Entries with figure data:
::::::::::
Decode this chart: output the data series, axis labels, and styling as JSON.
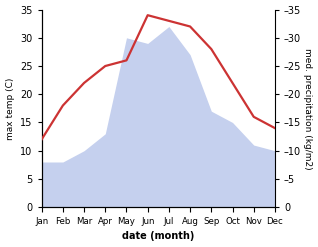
{
  "months": [
    "Jan",
    "Feb",
    "Mar",
    "Apr",
    "May",
    "Jun",
    "Jul",
    "Aug",
    "Sep",
    "Oct",
    "Nov",
    "Dec"
  ],
  "temperature": [
    12,
    18,
    22,
    25,
    26,
    34,
    33,
    32,
    28,
    22,
    16,
    14
  ],
  "precipitation": [
    8,
    8,
    10,
    13,
    30,
    29,
    32,
    27,
    17,
    15,
    11,
    10
  ],
  "temp_color": "#cc3333",
  "precip_color": "#c5d0ee",
  "background_color": "#ffffff",
  "ylim": [
    0,
    35
  ],
  "ylabel_left": "max temp (C)",
  "ylabel_right": "med. precipitation (kg/m2)",
  "xlabel": "date (month)",
  "temp_linewidth": 1.6,
  "yticks": [
    0,
    5,
    10,
    15,
    20,
    25,
    30,
    35
  ]
}
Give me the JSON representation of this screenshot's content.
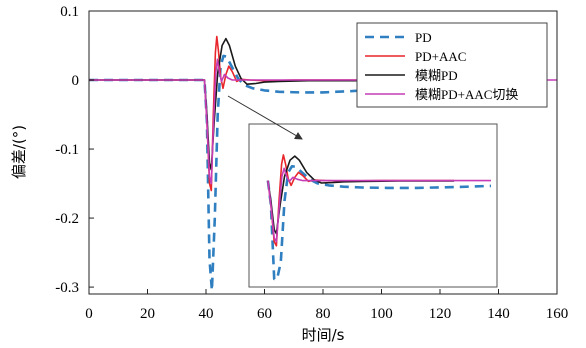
{
  "chart_data": {
    "type": "line",
    "xlabel": "时间/s",
    "ylabel": "偏差/(°)",
    "xlim": [
      0,
      160
    ],
    "ylim": [
      -0.31,
      0.1
    ],
    "x_ticks": [
      0,
      20,
      40,
      60,
      80,
      100,
      120,
      140,
      160
    ],
    "y_ticks": [
      0.1,
      0,
      -0.1,
      -0.2,
      -0.3
    ],
    "x_tick_labels": [
      "0",
      "20",
      "40",
      "60",
      "80",
      "100",
      "120",
      "140",
      "160"
    ],
    "y_tick_labels": [
      "0.1",
      "0",
      "-0.1",
      "-0.2",
      "-0.3"
    ],
    "legend_position": "top-right",
    "grid": false,
    "series": [
      {
        "name": "PD",
        "color": "#2f7fc1",
        "dash": "dashed",
        "points": [
          [
            0,
            0
          ],
          [
            39.5,
            0
          ],
          [
            40.3,
            -0.06
          ],
          [
            41.2,
            -0.26
          ],
          [
            42,
            -0.305
          ],
          [
            43,
            -0.2
          ],
          [
            44,
            -0.05
          ],
          [
            45,
            0.02
          ],
          [
            46,
            0.035
          ],
          [
            47,
            0.034
          ],
          [
            49,
            0.018
          ],
          [
            51,
            0.002
          ],
          [
            53,
            -0.007
          ],
          [
            56,
            -0.012
          ],
          [
            60,
            -0.015
          ],
          [
            65,
            -0.017
          ],
          [
            72,
            -0.018
          ],
          [
            80,
            -0.018
          ],
          [
            90,
            -0.016
          ],
          [
            100,
            -0.013
          ],
          [
            110,
            -0.009
          ],
          [
            120,
            -0.006
          ],
          [
            130,
            -0.004
          ],
          [
            140,
            -0.002
          ]
        ]
      },
      {
        "name": "PD+AAC",
        "color": "#e8262b",
        "dash": "solid",
        "points": [
          [
            0,
            0
          ],
          [
            39.5,
            0
          ],
          [
            40.3,
            -0.06
          ],
          [
            41.2,
            -0.15
          ],
          [
            41.8,
            -0.16
          ],
          [
            42.5,
            -0.05
          ],
          [
            43.2,
            0.04
          ],
          [
            43.7,
            0.063
          ],
          [
            44.3,
            0.04
          ],
          [
            45,
            0.005
          ],
          [
            45.8,
            -0.012
          ],
          [
            46.8,
            0.008
          ],
          [
            47.8,
            0.02
          ],
          [
            49,
            0.012
          ],
          [
            50.5,
            -0.002
          ],
          [
            52,
            0.001
          ],
          [
            55,
            0
          ],
          [
            60,
            -0.001
          ],
          [
            70,
            0
          ],
          [
            90,
            0
          ],
          [
            110,
            0
          ],
          [
            140,
            0
          ]
        ]
      },
      {
        "name": "模糊PD",
        "color": "#1a1a1a",
        "dash": "solid",
        "points": [
          [
            0,
            0
          ],
          [
            39.5,
            0
          ],
          [
            40.3,
            -0.05
          ],
          [
            41.2,
            -0.12
          ],
          [
            41.8,
            -0.13
          ],
          [
            42.8,
            -0.06
          ],
          [
            44,
            0.01
          ],
          [
            45.5,
            0.05
          ],
          [
            46.8,
            0.06
          ],
          [
            48,
            0.05
          ],
          [
            50,
            0.02
          ],
          [
            52,
            0.002
          ],
          [
            54,
            -0.006
          ],
          [
            57,
            -0.005
          ],
          [
            60,
            -0.003
          ],
          [
            65,
            -0.002
          ],
          [
            75,
            -0.001
          ],
          [
            90,
            -0.001
          ],
          [
            110,
            -0.001
          ],
          [
            140,
            -0.002
          ]
        ]
      },
      {
        "name": "模糊PD+AAC切换",
        "color": "#c63db5",
        "dash": "solid",
        "points": [
          [
            0,
            0
          ],
          [
            39.5,
            0
          ],
          [
            40.3,
            -0.06
          ],
          [
            41.2,
            -0.14
          ],
          [
            41.8,
            -0.15
          ],
          [
            42.6,
            -0.06
          ],
          [
            43.3,
            0.01
          ],
          [
            43.9,
            0.03
          ],
          [
            44.6,
            0.01
          ],
          [
            45.3,
            -0.002
          ],
          [
            46.3,
            0.008
          ],
          [
            47.5,
            0.003
          ],
          [
            49,
            0
          ],
          [
            60,
            0
          ],
          [
            80,
            0
          ],
          [
            100,
            0
          ],
          [
            120,
            0
          ],
          [
            140,
            0
          ],
          [
            160,
            0
          ]
        ]
      }
    ]
  }
}
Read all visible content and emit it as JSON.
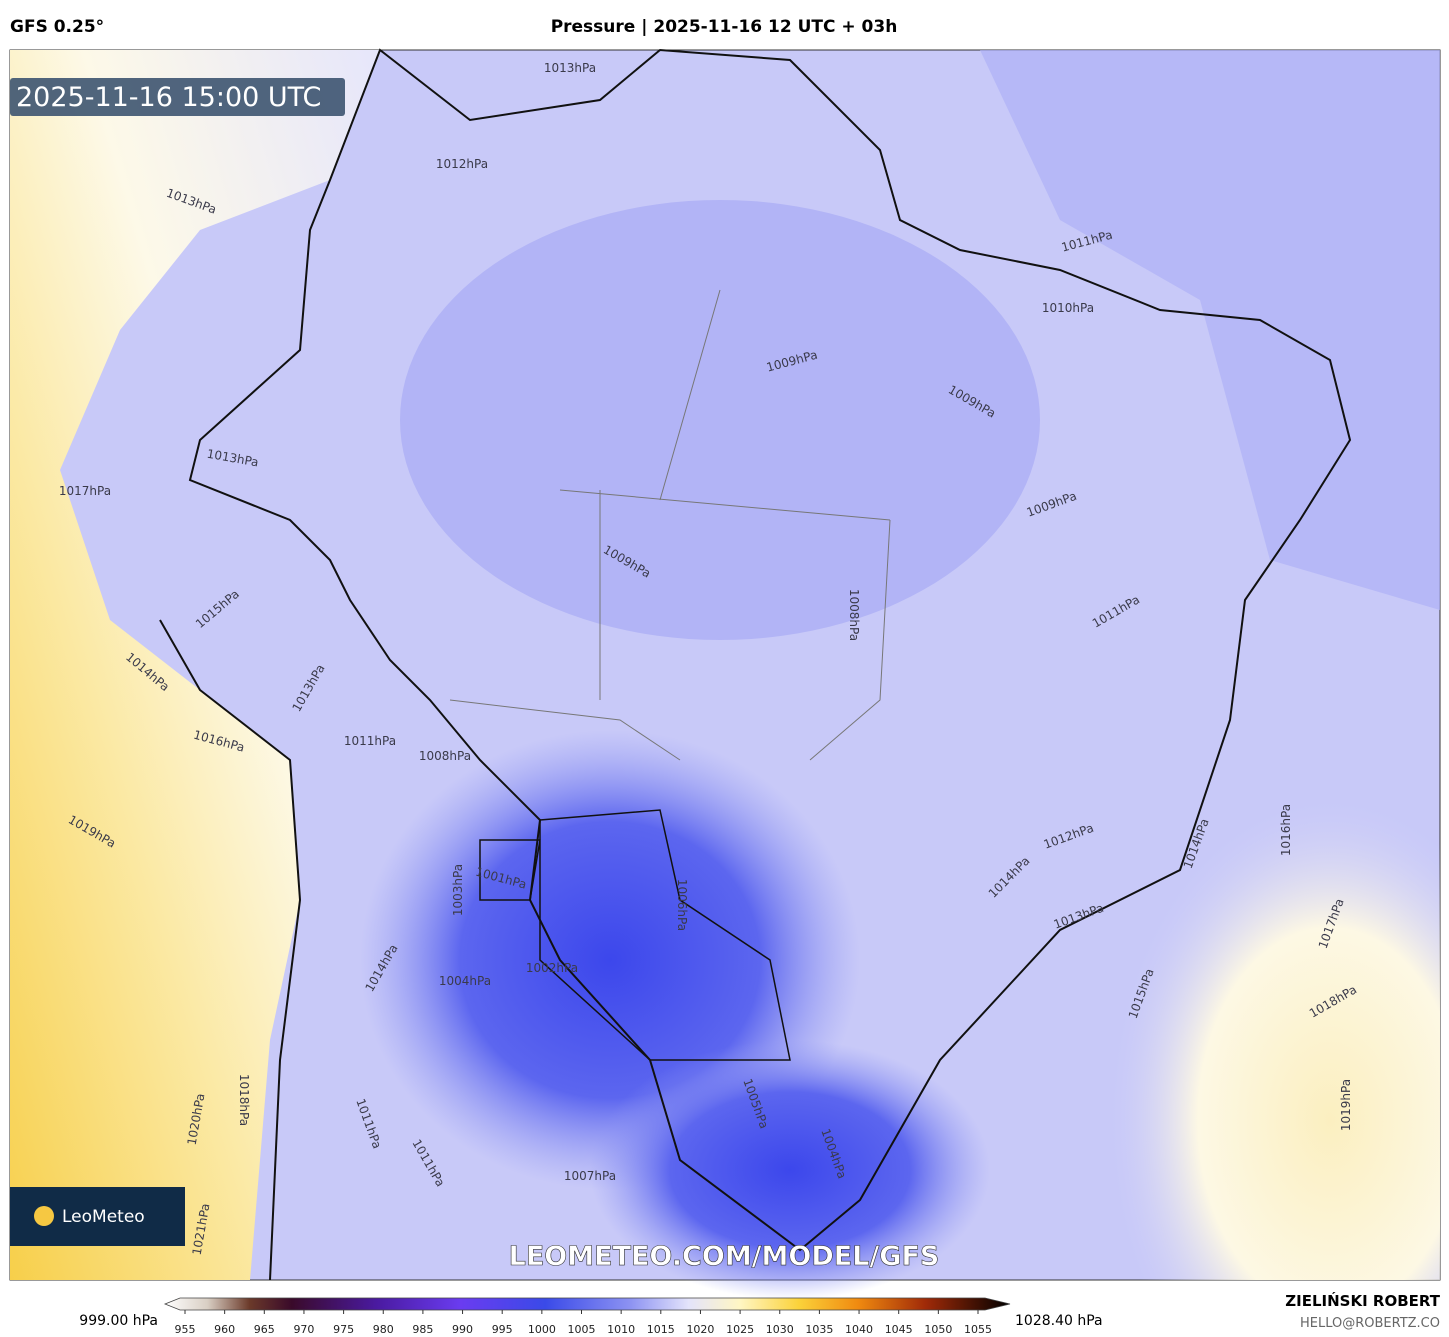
{
  "header": {
    "model": "GFS 0.25°",
    "title": "Pressure | 2025-11-16 12 UTC + 03h"
  },
  "map": {
    "timestamp": "2025-11-16 15:00 UTC",
    "logo": "LeoMeteo",
    "watermark": "LEOMETEO.COM/MODEL/GFS",
    "contour_labels": [
      "1013hPa",
      "1012hPa",
      "1013hPa",
      "1011hPa",
      "1010hPa",
      "1009hPa",
      "1009hPa",
      "1013hPa",
      "1017hPa",
      "1009hPa",
      "1009hPa",
      "1008hPa",
      "1011hPa",
      "1015hPa",
      "1014hPa",
      "1013hPa",
      "1016hPa",
      "1011hPa",
      "1008hPa",
      "1019hPa",
      "1016hPa",
      "1014hPa",
      "1012hPa",
      "1001hPa",
      "1003hPa",
      "1006hPa",
      "1014hPa",
      "1013hPa",
      "1017hPa",
      "1002hPa",
      "1004hPa",
      "1014hPa",
      "1015hPa",
      "1018hPa",
      "1005hPa",
      "1004hPa",
      "1019hPa",
      "1018hPa",
      "1020hPa",
      "1011hPa",
      "1007hPa",
      "1011hPa",
      "1021hPa"
    ]
  },
  "colorbar": {
    "min_label": "999.00 hPa",
    "max_label": "1028.40 hPa",
    "lim": [
      955,
      1055
    ],
    "ticks": [
      955,
      960,
      965,
      970,
      975,
      980,
      985,
      990,
      995,
      1000,
      1005,
      1010,
      1015,
      1020,
      1025,
      1030,
      1035,
      1040,
      1045,
      1050,
      1055
    ]
  },
  "footer": {
    "author": "ZIELIŃSKI ROBERT",
    "contact": "HELLO@ROBERTZ.CO"
  }
}
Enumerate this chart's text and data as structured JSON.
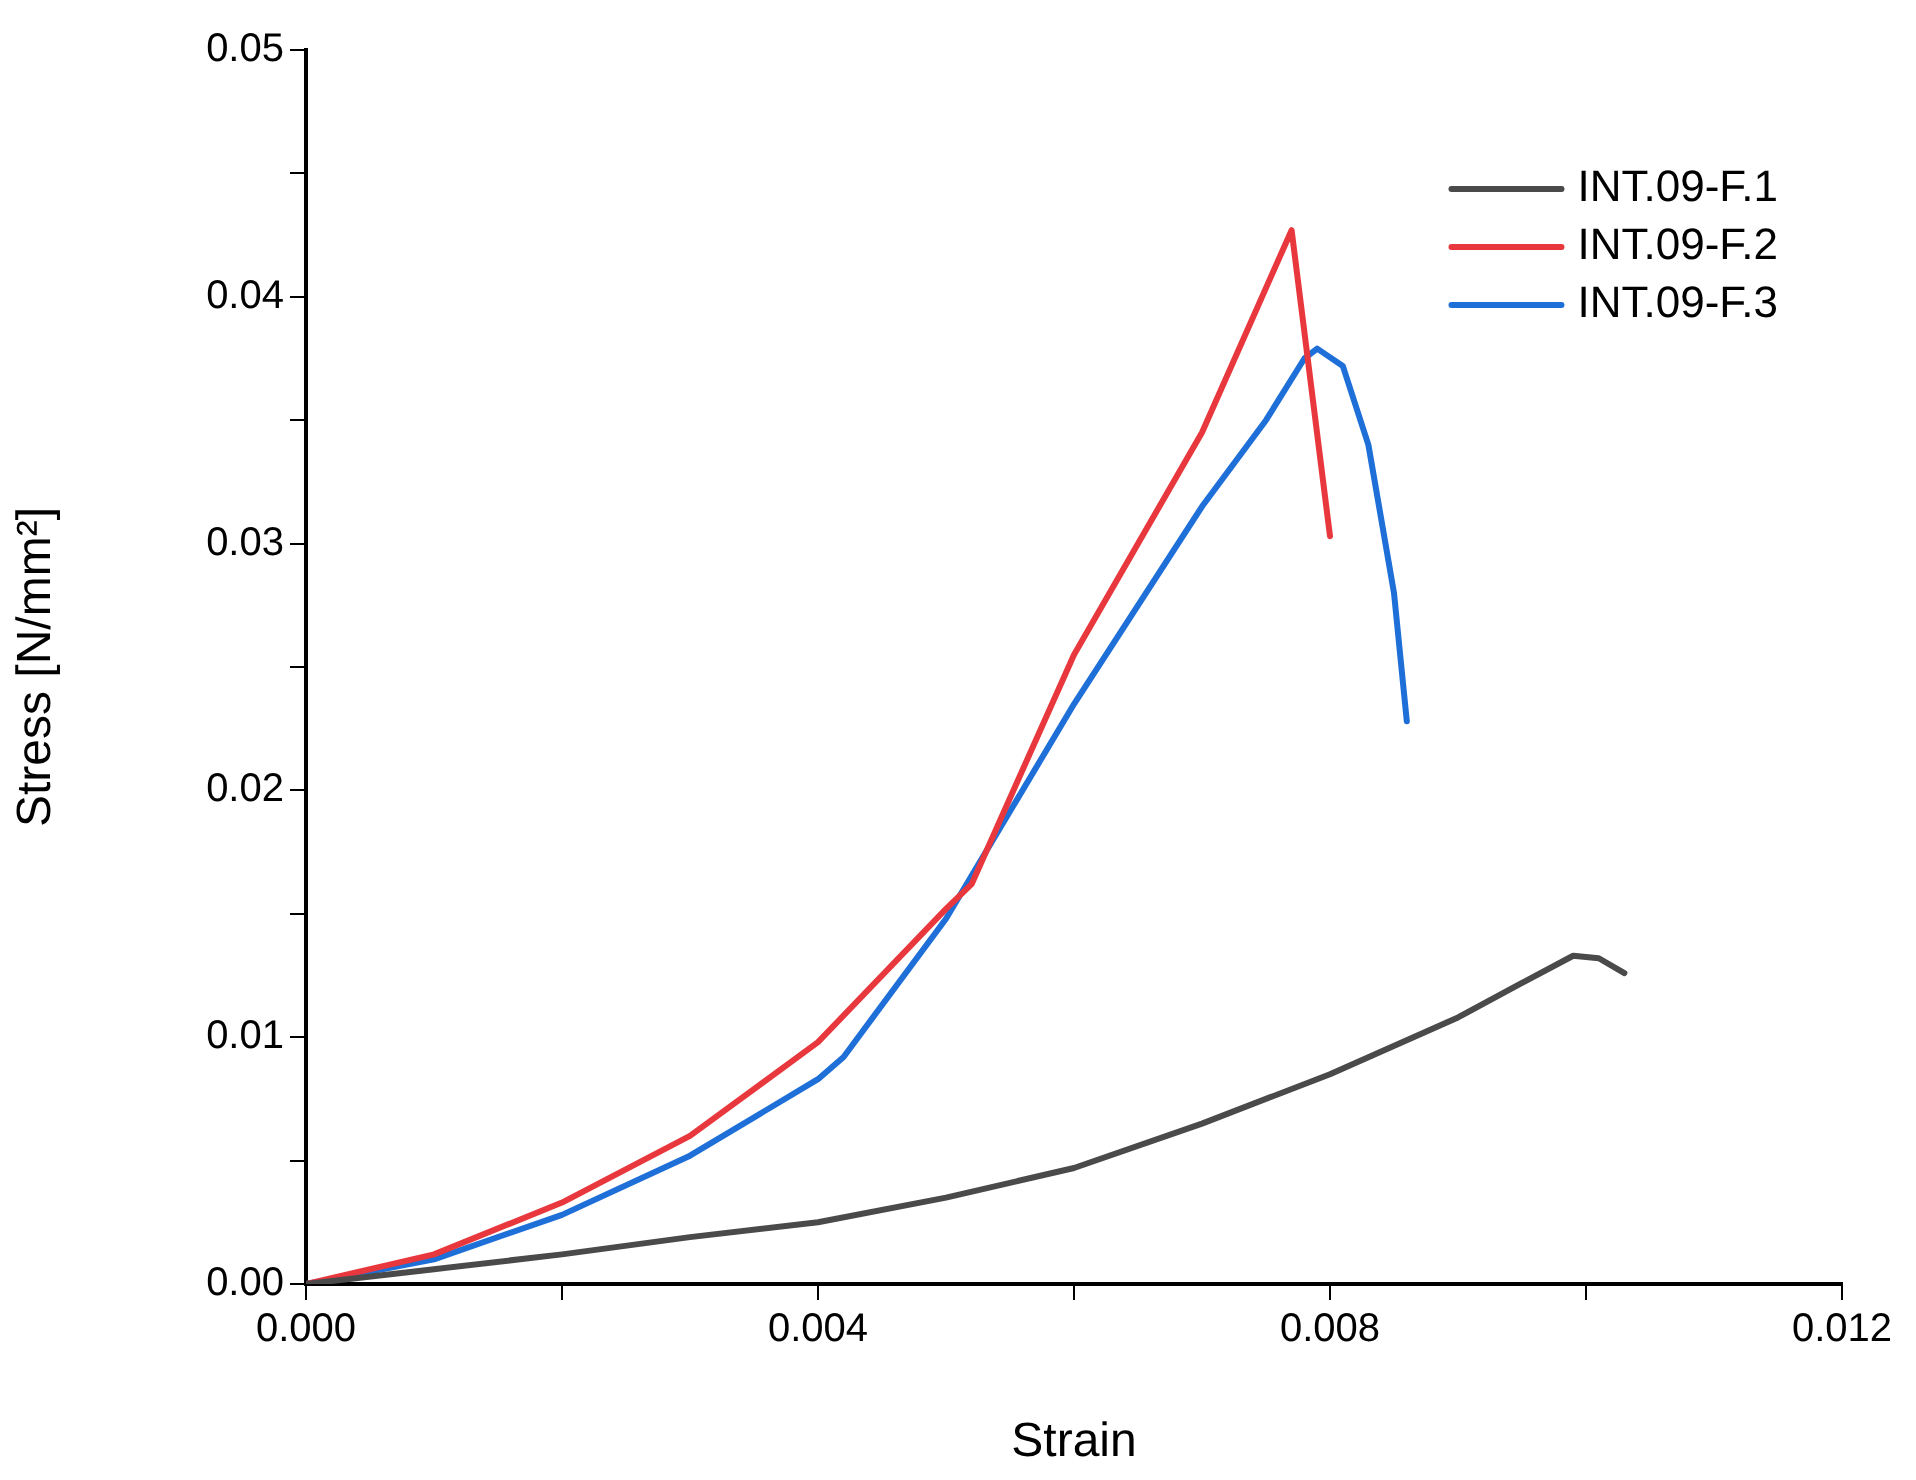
{
  "chart_data": {
    "type": "line",
    "xlabel": "Strain",
    "ylabel": "Stress [N/mm²]",
    "xlim": [
      0,
      0.012
    ],
    "ylim": [
      0,
      0.05
    ],
    "xticks": [
      {
        "value": 0,
        "label": "0.000"
      },
      {
        "value": 0.002,
        "label": null
      },
      {
        "value": 0.004,
        "label": "0.004"
      },
      {
        "value": 0.006,
        "label": null
      },
      {
        "value": 0.008,
        "label": "0.008"
      },
      {
        "value": 0.01,
        "label": null
      },
      {
        "value": 0.012,
        "label": "0.012"
      }
    ],
    "yticks": [
      {
        "value": 0,
        "label": "0.00"
      },
      {
        "value": 0.005,
        "label": null
      },
      {
        "value": 0.01,
        "label": "0.01"
      },
      {
        "value": 0.015,
        "label": null
      },
      {
        "value": 0.02,
        "label": "0.02"
      },
      {
        "value": 0.025,
        "label": null
      },
      {
        "value": 0.03,
        "label": "0.03"
      },
      {
        "value": 0.035,
        "label": null
      },
      {
        "value": 0.04,
        "label": "0.04"
      },
      {
        "value": 0.045,
        "label": null
      },
      {
        "value": 0.05,
        "label": "0.05"
      }
    ],
    "grid": false,
    "legend": "top right",
    "marker": "none",
    "line_style": "solid",
    "series": [
      {
        "name": "INT.09-F.1",
        "color": "#4a4a4a",
        "x": [
          0,
          0.001,
          0.002,
          0.003,
          0.004,
          0.005,
          0.006,
          0.007,
          0.008,
          0.009,
          0.0095,
          0.0099,
          0.0101,
          0.0103
        ],
        "values": [
          0,
          0.0006,
          0.0012,
          0.0019,
          0.0025,
          0.0035,
          0.0047,
          0.0065,
          0.0085,
          0.0108,
          0.0122,
          0.0133,
          0.0132,
          0.0126
        ]
      },
      {
        "name": "INT.09-F.2",
        "color": "#e8383d",
        "x": [
          0,
          0.001,
          0.002,
          0.003,
          0.004,
          0.005,
          0.0052,
          0.006,
          0.007,
          0.0077,
          0.008
        ],
        "values": [
          0,
          0.0012,
          0.0033,
          0.006,
          0.0098,
          0.0152,
          0.0162,
          0.0255,
          0.0345,
          0.0427,
          0.0303
        ]
      },
      {
        "name": "INT.09-F.3",
        "color": "#1f6fd8",
        "x": [
          0,
          0.001,
          0.002,
          0.003,
          0.004,
          0.0042,
          0.005,
          0.006,
          0.007,
          0.0075,
          0.0078,
          0.0079,
          0.0081,
          0.0083,
          0.0085,
          0.0086
        ],
        "values": [
          0,
          0.001,
          0.0028,
          0.0052,
          0.0083,
          0.0092,
          0.0148,
          0.0235,
          0.0315,
          0.035,
          0.0375,
          0.0379,
          0.0372,
          0.034,
          0.028,
          0.0228
        ]
      }
    ]
  }
}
::::::::::
Within the listing, how many lines hold the word "xlabel"? Only the number is to be given.

Reply: 3